**Supplied data**
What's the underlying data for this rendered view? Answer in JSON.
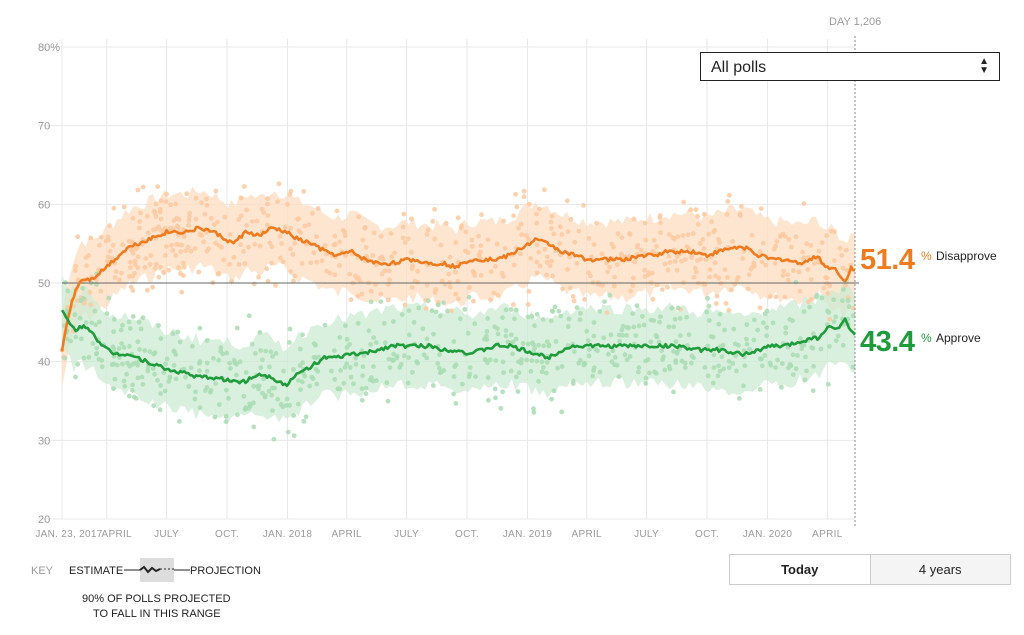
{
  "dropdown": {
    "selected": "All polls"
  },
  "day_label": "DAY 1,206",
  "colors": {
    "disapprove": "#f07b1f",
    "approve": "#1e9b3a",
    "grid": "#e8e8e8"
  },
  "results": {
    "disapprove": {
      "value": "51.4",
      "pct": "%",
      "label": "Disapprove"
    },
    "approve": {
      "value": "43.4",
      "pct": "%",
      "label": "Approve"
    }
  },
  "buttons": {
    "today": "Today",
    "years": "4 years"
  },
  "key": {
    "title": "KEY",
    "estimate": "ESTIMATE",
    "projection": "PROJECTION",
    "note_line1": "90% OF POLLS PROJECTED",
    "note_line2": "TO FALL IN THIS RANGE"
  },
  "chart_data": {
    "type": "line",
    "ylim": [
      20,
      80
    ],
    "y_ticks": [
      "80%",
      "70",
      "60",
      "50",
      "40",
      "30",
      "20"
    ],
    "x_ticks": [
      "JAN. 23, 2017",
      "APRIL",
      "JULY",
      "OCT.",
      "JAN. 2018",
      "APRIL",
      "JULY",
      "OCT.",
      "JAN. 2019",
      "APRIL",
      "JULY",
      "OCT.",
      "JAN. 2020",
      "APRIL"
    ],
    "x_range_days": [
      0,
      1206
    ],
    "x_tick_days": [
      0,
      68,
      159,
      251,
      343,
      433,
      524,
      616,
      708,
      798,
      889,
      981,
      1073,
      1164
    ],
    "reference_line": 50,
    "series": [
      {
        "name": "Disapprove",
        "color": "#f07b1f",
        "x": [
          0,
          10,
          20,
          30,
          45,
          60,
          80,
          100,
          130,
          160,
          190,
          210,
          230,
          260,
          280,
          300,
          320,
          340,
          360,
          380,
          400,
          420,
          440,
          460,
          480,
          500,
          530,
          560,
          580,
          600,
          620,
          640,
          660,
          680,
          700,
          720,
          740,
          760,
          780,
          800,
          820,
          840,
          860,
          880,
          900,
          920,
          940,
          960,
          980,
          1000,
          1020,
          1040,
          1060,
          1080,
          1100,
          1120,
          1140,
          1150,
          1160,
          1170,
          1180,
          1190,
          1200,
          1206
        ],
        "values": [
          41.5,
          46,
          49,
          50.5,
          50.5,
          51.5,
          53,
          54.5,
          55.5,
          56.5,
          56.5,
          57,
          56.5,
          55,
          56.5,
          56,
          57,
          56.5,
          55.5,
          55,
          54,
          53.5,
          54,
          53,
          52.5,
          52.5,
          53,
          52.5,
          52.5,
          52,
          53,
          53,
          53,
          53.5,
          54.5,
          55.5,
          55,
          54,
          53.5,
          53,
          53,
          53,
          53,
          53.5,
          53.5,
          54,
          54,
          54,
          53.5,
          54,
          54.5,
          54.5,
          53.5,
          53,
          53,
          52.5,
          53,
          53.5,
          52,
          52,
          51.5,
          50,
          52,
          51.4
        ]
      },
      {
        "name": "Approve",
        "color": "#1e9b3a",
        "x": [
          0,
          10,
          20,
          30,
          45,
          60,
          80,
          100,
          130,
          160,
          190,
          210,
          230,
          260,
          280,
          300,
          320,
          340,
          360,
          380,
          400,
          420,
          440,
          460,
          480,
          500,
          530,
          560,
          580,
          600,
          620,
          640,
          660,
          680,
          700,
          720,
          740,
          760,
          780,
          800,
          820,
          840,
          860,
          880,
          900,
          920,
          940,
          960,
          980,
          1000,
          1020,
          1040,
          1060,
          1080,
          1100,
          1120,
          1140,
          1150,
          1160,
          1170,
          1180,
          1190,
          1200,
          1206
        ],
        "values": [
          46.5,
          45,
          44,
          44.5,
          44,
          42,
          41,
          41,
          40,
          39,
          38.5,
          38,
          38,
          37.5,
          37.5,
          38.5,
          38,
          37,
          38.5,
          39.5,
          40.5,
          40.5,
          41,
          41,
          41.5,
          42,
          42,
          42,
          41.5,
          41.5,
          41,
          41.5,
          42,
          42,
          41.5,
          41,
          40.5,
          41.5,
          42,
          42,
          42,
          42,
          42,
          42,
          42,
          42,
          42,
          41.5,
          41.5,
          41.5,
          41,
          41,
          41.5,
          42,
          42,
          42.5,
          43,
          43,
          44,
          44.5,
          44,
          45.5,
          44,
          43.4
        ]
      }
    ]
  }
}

**Directive**
Restate each entry word for word, leaving out any pictures.

**Output**
What's the underlying data for this rendered view? Answer in JSON.
{
  "dropdown": {
    "selected": "All polls"
  },
  "day_label": "DAY 1,206",
  "colors": {
    "disapprove": "#f07b1f",
    "approve": "#1e9b3a",
    "grid": "#e8e8e8"
  },
  "results": {
    "disapprove": {
      "value": "51.4",
      "pct": "%",
      "label": "Disapprove"
    },
    "approve": {
      "value": "43.4",
      "pct": "%",
      "label": "Approve"
    }
  },
  "buttons": {
    "today": "Today",
    "years": "4 years"
  },
  "key": {
    "title": "KEY",
    "estimate": "ESTIMATE",
    "projection": "PROJECTION",
    "note_line1": "90% OF POLLS PROJECTED",
    "note_line2": "TO FALL IN THIS RANGE"
  },
  "chart_data": {
    "type": "line",
    "ylim": [
      20,
      80
    ],
    "y_ticks": [
      "80%",
      "70",
      "60",
      "50",
      "40",
      "30",
      "20"
    ],
    "x_ticks": [
      "JAN. 23, 2017",
      "APRIL",
      "JULY",
      "OCT.",
      "JAN. 2018",
      "APRIL",
      "JULY",
      "OCT.",
      "JAN. 2019",
      "APRIL",
      "JULY",
      "OCT.",
      "JAN. 2020",
      "APRIL"
    ],
    "x_range_days": [
      0,
      1206
    ],
    "x_tick_days": [
      0,
      68,
      159,
      251,
      343,
      433,
      524,
      616,
      708,
      798,
      889,
      981,
      1073,
      1164
    ],
    "reference_line": 50,
    "series": [
      {
        "name": "Disapprove",
        "color": "#f07b1f",
        "x": [
          0,
          10,
          20,
          30,
          45,
          60,
          80,
          100,
          130,
          160,
          190,
          210,
          230,
          260,
          280,
          300,
          320,
          340,
          360,
          380,
          400,
          420,
          440,
          460,
          480,
          500,
          530,
          560,
          580,
          600,
          620,
          640,
          660,
          680,
          700,
          720,
          740,
          760,
          780,
          800,
          820,
          840,
          860,
          880,
          900,
          920,
          940,
          960,
          980,
          1000,
          1020,
          1040,
          1060,
          1080,
          1100,
          1120,
          1140,
          1150,
          1160,
          1170,
          1180,
          1190,
          1200,
          1206
        ],
        "values": [
          41.5,
          46,
          49,
          50.5,
          50.5,
          51.5,
          53,
          54.5,
          55.5,
          56.5,
          56.5,
          57,
          56.5,
          55,
          56.5,
          56,
          57,
          56.5,
          55.5,
          55,
          54,
          53.5,
          54,
          53,
          52.5,
          52.5,
          53,
          52.5,
          52.5,
          52,
          53,
          53,
          53,
          53.5,
          54.5,
          55.5,
          55,
          54,
          53.5,
          53,
          53,
          53,
          53,
          53.5,
          53.5,
          54,
          54,
          54,
          53.5,
          54,
          54.5,
          54.5,
          53.5,
          53,
          53,
          52.5,
          53,
          53.5,
          52,
          52,
          51.5,
          50,
          52,
          51.4
        ]
      },
      {
        "name": "Approve",
        "color": "#1e9b3a",
        "x": [
          0,
          10,
          20,
          30,
          45,
          60,
          80,
          100,
          130,
          160,
          190,
          210,
          230,
          260,
          280,
          300,
          320,
          340,
          360,
          380,
          400,
          420,
          440,
          460,
          480,
          500,
          530,
          560,
          580,
          600,
          620,
          640,
          660,
          680,
          700,
          720,
          740,
          760,
          780,
          800,
          820,
          840,
          860,
          880,
          900,
          920,
          940,
          960,
          980,
          1000,
          1020,
          1040,
          1060,
          1080,
          1100,
          1120,
          1140,
          1150,
          1160,
          1170,
          1180,
          1190,
          1200,
          1206
        ],
        "values": [
          46.5,
          45,
          44,
          44.5,
          44,
          42,
          41,
          41,
          40,
          39,
          38.5,
          38,
          38,
          37.5,
          37.5,
          38.5,
          38,
          37,
          38.5,
          39.5,
          40.5,
          40.5,
          41,
          41,
          41.5,
          42,
          42,
          42,
          41.5,
          41.5,
          41,
          41.5,
          42,
          42,
          41.5,
          41,
          40.5,
          41.5,
          42,
          42,
          42,
          42,
          42,
          42,
          42,
          42,
          42,
          41.5,
          41.5,
          41.5,
          41,
          41,
          41.5,
          42,
          42,
          42.5,
          43,
          43,
          44,
          44.5,
          44,
          45.5,
          44,
          43.4
        ]
      }
    ]
  }
}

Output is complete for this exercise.